From the first line to the last, restate the records word for word, skipping the pictures.

Provided records Start Marker

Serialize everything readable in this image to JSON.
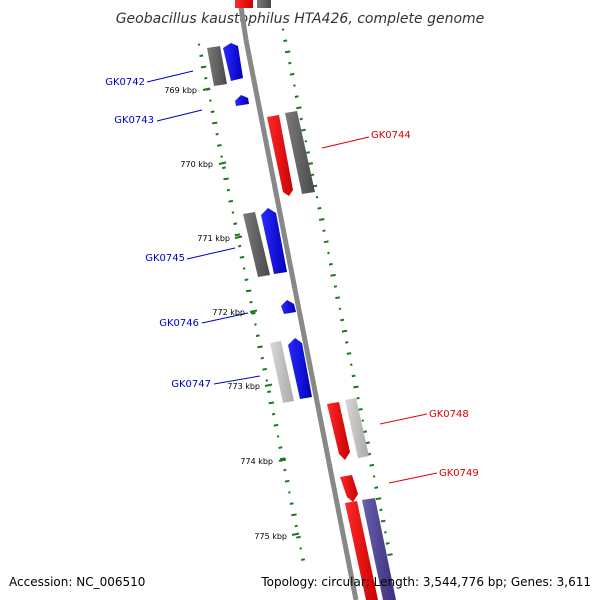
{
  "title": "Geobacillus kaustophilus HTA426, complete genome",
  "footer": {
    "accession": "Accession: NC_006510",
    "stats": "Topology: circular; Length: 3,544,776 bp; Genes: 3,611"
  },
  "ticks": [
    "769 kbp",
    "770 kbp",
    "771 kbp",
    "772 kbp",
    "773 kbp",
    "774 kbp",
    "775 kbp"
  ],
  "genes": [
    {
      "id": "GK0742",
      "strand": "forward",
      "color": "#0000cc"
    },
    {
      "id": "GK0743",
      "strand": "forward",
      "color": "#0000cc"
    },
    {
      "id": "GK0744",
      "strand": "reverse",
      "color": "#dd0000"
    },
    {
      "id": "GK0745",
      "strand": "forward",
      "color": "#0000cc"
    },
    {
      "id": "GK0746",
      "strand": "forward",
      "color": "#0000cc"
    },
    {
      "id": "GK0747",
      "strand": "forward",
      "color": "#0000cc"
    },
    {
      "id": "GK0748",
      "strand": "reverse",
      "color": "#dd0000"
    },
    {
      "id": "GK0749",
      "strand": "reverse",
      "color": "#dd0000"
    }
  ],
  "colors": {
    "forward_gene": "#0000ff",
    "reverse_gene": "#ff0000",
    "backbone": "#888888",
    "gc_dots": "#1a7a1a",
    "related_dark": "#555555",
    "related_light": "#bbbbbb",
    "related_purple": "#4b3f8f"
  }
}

Provided records End Marker

* **Response below**
Serialize everything readable in this image to JSON.
{
  "title": "Geobacillus kaustophilus HTA426, complete genome",
  "footer": {
    "accession": "Accession: NC_006510",
    "stats": "Topology: circular; Length: 3,544,776 bp; Genes: 3,611"
  },
  "ticks": [
    "769 kbp",
    "770 kbp",
    "771 kbp",
    "772 kbp",
    "773 kbp",
    "774 kbp",
    "775 kbp"
  ],
  "genes": [
    {
      "id": "GK0742",
      "strand": "forward",
      "color": "#0000cc"
    },
    {
      "id": "GK0743",
      "strand": "forward",
      "color": "#0000cc"
    },
    {
      "id": "GK0744",
      "strand": "reverse",
      "color": "#dd0000"
    },
    {
      "id": "GK0745",
      "strand": "forward",
      "color": "#0000cc"
    },
    {
      "id": "GK0746",
      "strand": "forward",
      "color": "#0000cc"
    },
    {
      "id": "GK0747",
      "strand": "forward",
      "color": "#0000cc"
    },
    {
      "id": "GK0748",
      "strand": "reverse",
      "color": "#dd0000"
    },
    {
      "id": "GK0749",
      "strand": "reverse",
      "color": "#dd0000"
    }
  ],
  "colors": {
    "forward_gene": "#0000ff",
    "reverse_gene": "#ff0000",
    "backbone": "#888888",
    "gc_dots": "#1a7a1a",
    "related_dark": "#555555",
    "related_light": "#bbbbbb",
    "related_purple": "#4b3f8f"
  }
}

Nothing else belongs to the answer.